__Description of the task__
In the listing below, locate the lines that hold the string "изложить". Copy those lines.

__Listed entries__
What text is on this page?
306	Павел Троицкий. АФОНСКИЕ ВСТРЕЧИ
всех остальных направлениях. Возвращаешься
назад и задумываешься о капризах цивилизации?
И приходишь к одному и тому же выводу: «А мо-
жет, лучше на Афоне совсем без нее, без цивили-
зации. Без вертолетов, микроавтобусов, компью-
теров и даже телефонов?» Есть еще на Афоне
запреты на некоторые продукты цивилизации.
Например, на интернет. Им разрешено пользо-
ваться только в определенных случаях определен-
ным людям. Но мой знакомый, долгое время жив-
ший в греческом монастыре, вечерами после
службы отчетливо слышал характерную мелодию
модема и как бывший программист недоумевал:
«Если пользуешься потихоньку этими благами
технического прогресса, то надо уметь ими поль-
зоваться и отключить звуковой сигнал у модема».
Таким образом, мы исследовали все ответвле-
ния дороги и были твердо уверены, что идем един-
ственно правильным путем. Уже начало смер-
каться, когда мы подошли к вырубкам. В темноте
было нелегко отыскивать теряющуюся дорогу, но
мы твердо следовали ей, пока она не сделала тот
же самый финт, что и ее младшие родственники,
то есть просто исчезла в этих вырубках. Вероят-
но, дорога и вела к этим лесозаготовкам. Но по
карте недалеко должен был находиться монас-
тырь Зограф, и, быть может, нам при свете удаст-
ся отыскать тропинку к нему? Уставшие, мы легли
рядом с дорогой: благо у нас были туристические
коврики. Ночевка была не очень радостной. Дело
* * *
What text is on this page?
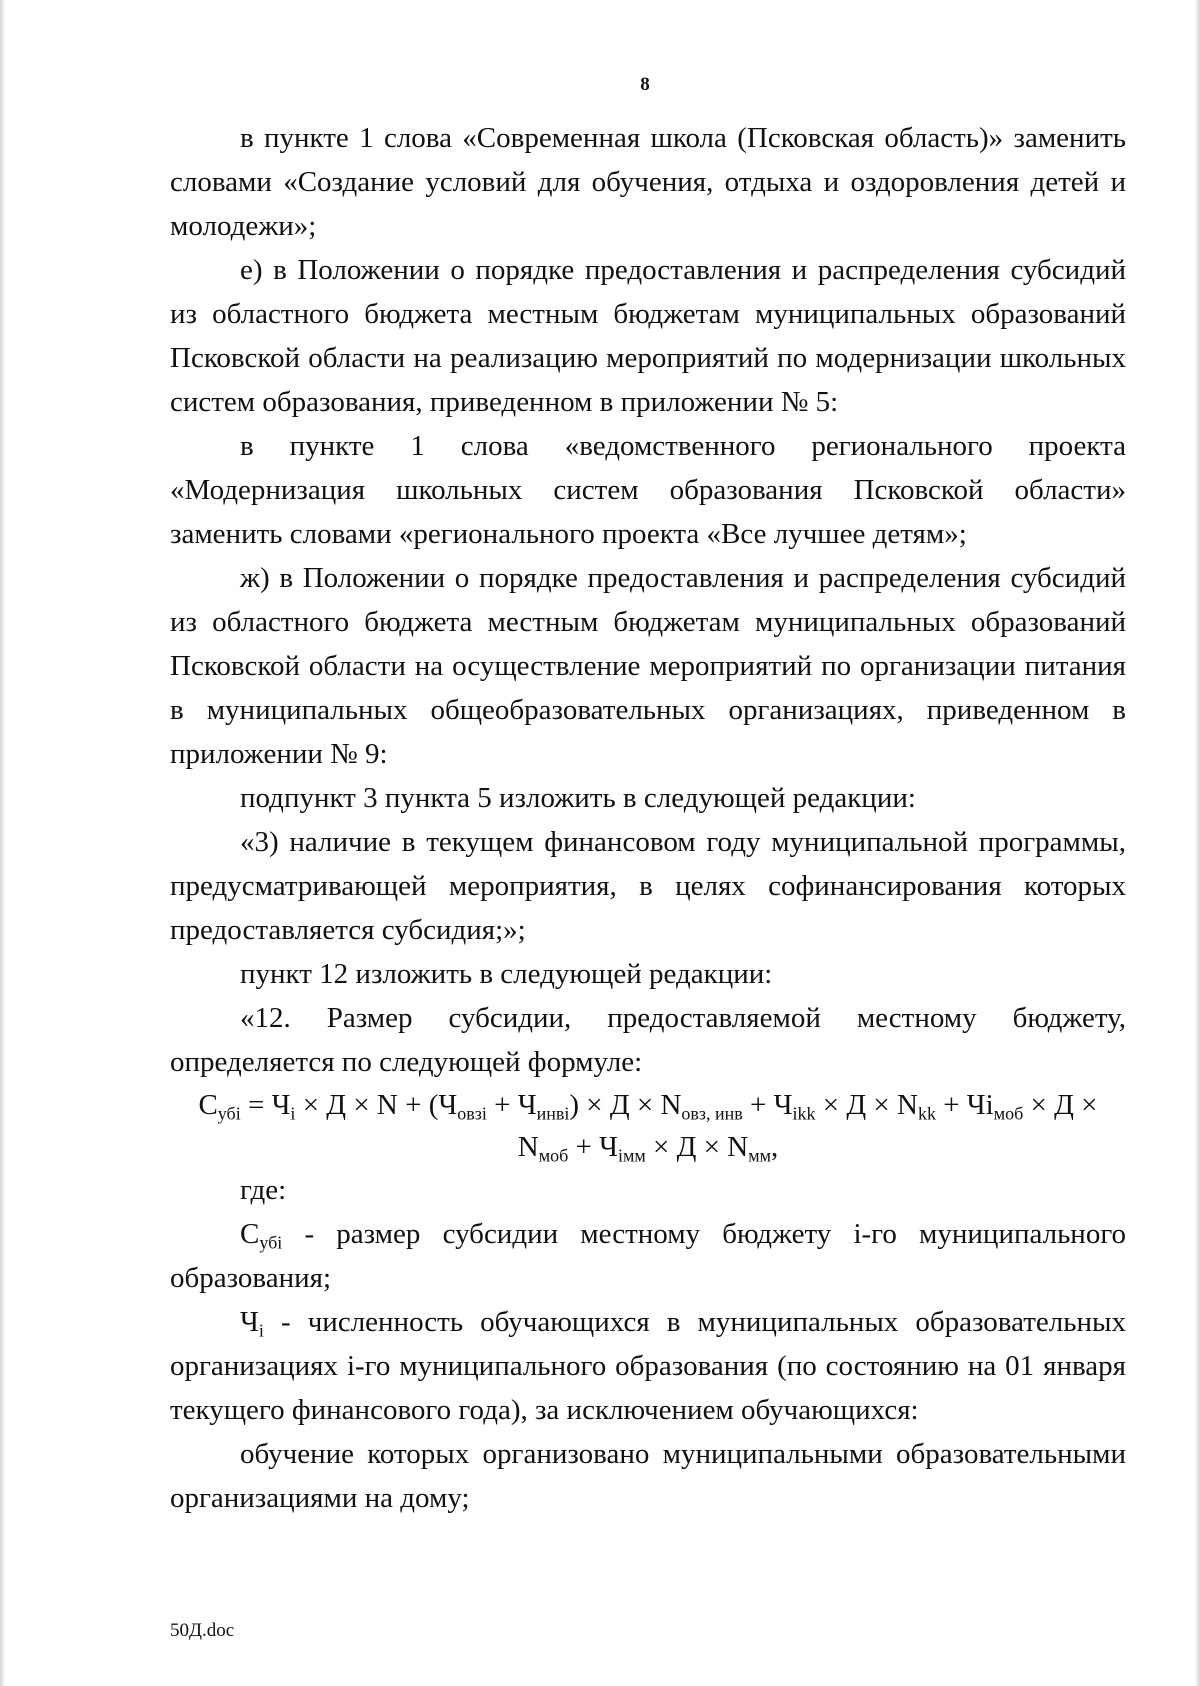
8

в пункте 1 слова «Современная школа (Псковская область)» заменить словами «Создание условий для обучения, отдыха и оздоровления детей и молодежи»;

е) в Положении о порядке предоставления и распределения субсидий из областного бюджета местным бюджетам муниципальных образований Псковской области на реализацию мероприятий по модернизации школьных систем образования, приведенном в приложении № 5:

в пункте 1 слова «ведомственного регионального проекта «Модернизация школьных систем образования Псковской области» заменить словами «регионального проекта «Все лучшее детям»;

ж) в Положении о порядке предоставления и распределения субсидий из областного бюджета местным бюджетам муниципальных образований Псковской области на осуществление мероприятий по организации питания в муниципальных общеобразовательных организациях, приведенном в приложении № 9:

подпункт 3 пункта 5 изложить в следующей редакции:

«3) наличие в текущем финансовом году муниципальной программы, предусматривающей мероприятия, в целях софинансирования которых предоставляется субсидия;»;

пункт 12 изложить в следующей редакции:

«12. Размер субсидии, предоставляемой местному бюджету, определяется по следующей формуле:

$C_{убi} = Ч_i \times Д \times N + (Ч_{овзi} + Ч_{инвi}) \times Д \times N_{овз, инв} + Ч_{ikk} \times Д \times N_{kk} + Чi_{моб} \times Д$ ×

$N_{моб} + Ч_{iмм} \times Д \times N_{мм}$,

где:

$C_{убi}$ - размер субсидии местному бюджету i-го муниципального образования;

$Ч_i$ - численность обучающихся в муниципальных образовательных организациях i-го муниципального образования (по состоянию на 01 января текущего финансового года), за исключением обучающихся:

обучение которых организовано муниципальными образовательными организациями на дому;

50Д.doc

__In response__
подпункт 3 пункта 5 изложить в следующей редакции:
пункт 12 изложить в следующей редакции:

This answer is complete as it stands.